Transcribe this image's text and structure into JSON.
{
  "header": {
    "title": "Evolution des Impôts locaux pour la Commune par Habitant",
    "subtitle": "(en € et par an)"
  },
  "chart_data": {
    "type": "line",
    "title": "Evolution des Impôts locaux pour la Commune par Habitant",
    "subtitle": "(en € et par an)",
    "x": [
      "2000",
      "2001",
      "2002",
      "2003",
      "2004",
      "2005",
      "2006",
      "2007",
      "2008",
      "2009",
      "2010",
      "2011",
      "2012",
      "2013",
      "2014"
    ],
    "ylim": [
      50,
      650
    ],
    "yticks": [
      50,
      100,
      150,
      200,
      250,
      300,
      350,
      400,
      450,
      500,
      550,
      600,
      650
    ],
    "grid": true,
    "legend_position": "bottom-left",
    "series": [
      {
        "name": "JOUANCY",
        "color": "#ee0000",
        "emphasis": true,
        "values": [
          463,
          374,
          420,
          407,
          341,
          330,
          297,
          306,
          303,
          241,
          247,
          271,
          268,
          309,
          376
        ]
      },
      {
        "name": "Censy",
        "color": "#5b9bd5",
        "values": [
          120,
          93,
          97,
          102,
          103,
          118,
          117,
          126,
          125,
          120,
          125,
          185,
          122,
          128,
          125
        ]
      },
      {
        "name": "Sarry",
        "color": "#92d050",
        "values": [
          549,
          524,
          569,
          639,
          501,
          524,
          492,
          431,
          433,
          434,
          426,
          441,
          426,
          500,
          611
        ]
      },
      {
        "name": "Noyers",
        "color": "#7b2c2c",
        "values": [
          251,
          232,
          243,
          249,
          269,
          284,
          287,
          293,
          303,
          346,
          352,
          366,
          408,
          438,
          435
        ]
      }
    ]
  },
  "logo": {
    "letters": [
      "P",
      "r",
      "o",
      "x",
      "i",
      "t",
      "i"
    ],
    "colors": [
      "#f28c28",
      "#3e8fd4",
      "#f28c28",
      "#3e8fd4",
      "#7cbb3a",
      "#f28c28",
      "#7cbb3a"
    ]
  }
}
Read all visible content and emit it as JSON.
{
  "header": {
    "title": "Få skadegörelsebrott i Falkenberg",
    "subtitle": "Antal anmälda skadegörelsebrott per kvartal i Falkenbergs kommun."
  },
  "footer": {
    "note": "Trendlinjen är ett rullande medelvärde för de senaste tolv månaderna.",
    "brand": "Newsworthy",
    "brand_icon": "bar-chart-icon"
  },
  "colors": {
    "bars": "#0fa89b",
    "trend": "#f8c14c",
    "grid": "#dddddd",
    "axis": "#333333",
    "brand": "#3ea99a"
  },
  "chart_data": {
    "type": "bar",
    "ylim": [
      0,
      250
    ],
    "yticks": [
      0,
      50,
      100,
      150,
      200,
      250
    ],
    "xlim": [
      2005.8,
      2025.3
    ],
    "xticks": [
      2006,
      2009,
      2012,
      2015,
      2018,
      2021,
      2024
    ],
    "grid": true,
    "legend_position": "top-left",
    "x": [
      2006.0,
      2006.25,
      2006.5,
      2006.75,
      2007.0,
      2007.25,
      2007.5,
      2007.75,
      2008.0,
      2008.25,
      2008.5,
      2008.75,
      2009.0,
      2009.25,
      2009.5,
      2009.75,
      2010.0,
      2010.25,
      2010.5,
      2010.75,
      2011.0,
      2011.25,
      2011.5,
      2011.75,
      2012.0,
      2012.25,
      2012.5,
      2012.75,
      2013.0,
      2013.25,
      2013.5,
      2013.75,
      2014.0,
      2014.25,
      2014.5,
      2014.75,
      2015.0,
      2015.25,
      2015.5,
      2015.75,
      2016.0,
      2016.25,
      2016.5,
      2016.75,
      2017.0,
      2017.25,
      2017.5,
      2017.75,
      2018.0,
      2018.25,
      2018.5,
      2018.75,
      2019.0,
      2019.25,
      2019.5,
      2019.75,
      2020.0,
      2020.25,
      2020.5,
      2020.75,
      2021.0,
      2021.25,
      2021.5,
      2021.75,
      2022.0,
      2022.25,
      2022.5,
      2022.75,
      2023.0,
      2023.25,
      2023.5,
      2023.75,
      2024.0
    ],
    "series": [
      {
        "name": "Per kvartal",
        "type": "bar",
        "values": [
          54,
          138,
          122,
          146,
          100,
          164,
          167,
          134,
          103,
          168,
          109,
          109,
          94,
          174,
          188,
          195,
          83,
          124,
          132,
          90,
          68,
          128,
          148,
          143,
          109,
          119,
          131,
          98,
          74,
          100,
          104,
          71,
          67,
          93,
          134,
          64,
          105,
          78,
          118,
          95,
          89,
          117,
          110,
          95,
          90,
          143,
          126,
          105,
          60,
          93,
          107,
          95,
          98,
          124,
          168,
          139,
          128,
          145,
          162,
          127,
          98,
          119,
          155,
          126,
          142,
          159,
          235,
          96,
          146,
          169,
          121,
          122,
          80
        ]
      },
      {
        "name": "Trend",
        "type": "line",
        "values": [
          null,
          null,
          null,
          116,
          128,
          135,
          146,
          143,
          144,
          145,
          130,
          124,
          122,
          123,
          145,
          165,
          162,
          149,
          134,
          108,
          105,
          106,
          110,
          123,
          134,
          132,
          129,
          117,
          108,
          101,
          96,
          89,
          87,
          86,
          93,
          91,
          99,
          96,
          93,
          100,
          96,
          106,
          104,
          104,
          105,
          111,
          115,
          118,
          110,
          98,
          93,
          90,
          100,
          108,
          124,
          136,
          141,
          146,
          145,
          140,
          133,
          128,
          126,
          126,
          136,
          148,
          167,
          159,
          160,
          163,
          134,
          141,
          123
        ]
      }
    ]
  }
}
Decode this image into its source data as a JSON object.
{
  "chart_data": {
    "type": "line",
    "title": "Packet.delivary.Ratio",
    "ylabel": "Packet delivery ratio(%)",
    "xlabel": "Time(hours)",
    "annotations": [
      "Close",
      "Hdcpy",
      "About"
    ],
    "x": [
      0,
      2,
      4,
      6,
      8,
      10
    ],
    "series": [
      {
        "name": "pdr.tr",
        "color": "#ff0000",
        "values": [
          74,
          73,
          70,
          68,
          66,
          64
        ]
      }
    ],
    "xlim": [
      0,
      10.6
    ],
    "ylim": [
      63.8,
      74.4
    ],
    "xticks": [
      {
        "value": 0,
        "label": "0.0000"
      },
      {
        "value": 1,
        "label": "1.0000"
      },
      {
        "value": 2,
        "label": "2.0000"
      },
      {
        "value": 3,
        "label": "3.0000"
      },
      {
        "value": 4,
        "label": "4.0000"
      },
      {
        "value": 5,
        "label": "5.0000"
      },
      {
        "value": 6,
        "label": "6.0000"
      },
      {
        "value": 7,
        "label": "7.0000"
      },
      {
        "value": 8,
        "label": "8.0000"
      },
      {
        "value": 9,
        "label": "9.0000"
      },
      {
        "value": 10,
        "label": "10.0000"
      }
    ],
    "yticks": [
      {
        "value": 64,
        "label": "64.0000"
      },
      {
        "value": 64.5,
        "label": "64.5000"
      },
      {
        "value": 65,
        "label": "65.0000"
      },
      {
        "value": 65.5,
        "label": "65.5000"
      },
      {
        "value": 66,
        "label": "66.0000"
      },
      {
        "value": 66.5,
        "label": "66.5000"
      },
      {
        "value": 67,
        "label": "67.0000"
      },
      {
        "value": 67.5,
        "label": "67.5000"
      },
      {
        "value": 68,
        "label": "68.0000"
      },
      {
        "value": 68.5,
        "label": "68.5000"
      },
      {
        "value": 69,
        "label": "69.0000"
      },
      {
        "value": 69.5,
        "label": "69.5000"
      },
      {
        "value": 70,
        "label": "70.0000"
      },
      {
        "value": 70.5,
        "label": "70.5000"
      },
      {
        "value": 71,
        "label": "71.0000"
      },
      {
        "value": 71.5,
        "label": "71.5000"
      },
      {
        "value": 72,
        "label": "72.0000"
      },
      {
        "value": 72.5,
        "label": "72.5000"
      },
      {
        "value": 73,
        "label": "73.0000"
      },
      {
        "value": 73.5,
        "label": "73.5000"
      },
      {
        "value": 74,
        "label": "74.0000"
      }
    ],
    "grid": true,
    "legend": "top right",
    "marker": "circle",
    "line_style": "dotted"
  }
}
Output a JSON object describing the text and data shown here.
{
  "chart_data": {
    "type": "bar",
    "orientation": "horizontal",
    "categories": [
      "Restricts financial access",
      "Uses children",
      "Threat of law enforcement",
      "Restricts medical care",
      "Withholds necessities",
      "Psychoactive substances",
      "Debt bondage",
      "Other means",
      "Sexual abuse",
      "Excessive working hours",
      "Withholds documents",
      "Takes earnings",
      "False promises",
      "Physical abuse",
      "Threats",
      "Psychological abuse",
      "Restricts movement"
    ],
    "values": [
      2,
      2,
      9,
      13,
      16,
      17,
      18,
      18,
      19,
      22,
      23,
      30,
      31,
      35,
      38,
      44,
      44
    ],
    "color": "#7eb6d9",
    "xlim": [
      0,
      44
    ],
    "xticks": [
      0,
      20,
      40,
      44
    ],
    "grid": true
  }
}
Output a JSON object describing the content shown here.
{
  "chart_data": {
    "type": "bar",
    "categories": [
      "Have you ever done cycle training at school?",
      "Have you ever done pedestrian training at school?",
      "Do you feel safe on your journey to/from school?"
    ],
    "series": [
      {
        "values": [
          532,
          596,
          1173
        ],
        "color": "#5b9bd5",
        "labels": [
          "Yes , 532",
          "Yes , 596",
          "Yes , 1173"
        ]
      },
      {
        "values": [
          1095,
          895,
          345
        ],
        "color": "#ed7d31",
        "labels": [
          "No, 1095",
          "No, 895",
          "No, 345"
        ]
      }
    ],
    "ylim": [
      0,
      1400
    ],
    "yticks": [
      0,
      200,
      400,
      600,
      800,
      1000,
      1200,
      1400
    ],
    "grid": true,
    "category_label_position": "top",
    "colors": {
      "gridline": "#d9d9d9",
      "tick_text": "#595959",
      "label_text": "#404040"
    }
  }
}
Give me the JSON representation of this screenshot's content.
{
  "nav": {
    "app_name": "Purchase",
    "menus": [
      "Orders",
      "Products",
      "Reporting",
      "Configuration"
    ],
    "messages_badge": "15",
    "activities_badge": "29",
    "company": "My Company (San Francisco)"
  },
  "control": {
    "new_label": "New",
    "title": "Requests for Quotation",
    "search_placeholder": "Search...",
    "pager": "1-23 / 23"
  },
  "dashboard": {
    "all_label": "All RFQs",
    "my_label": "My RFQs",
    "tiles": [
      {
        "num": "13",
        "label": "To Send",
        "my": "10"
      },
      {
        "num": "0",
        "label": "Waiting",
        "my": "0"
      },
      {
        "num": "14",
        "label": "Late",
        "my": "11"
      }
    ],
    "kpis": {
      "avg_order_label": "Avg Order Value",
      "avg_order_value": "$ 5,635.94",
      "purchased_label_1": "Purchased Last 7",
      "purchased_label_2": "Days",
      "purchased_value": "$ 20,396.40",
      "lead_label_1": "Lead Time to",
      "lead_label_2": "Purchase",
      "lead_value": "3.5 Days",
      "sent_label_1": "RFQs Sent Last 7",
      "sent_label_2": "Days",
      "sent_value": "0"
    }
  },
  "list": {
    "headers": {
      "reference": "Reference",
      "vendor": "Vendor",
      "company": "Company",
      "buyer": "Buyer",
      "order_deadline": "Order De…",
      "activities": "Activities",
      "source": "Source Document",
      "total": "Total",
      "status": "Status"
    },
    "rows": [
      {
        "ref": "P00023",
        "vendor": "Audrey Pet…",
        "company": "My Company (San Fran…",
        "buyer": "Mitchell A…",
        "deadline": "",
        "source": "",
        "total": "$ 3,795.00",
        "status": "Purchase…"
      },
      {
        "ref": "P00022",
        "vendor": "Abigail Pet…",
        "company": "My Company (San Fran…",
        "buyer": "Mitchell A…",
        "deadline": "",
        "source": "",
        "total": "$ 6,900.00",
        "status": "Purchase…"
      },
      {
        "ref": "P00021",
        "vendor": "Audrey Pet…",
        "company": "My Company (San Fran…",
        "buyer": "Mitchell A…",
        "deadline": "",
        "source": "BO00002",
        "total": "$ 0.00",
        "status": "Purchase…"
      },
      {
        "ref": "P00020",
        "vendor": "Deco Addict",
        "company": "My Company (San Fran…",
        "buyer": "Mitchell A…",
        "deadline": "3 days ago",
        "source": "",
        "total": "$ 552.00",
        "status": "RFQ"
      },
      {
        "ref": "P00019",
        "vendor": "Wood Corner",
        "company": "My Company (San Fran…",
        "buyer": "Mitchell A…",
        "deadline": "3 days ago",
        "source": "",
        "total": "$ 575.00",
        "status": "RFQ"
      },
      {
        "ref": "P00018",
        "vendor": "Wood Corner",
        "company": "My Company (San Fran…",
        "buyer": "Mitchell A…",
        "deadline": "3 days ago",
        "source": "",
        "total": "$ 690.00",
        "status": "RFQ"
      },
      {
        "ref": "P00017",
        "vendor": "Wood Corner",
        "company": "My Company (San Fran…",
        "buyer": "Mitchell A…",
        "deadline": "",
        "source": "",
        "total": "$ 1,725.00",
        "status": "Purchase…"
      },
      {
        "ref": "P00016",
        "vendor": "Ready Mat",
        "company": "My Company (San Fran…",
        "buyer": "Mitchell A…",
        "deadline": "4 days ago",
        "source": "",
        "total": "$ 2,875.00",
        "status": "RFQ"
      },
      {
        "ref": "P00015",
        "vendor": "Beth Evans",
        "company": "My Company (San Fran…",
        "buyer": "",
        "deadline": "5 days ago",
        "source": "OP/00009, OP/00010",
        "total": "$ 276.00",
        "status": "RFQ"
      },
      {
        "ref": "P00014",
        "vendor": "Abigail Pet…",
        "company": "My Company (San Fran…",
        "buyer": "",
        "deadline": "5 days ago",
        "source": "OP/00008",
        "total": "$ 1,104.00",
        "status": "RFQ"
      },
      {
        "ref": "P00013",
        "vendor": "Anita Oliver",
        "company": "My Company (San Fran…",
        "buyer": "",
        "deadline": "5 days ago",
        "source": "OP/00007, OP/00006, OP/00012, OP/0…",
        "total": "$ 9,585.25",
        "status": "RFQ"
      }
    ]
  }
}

────────────────────────────────────────

**What needs to be done**
In the records above, tally the lines where the word "image" appears, and give the number and nothing else.

**The response**
2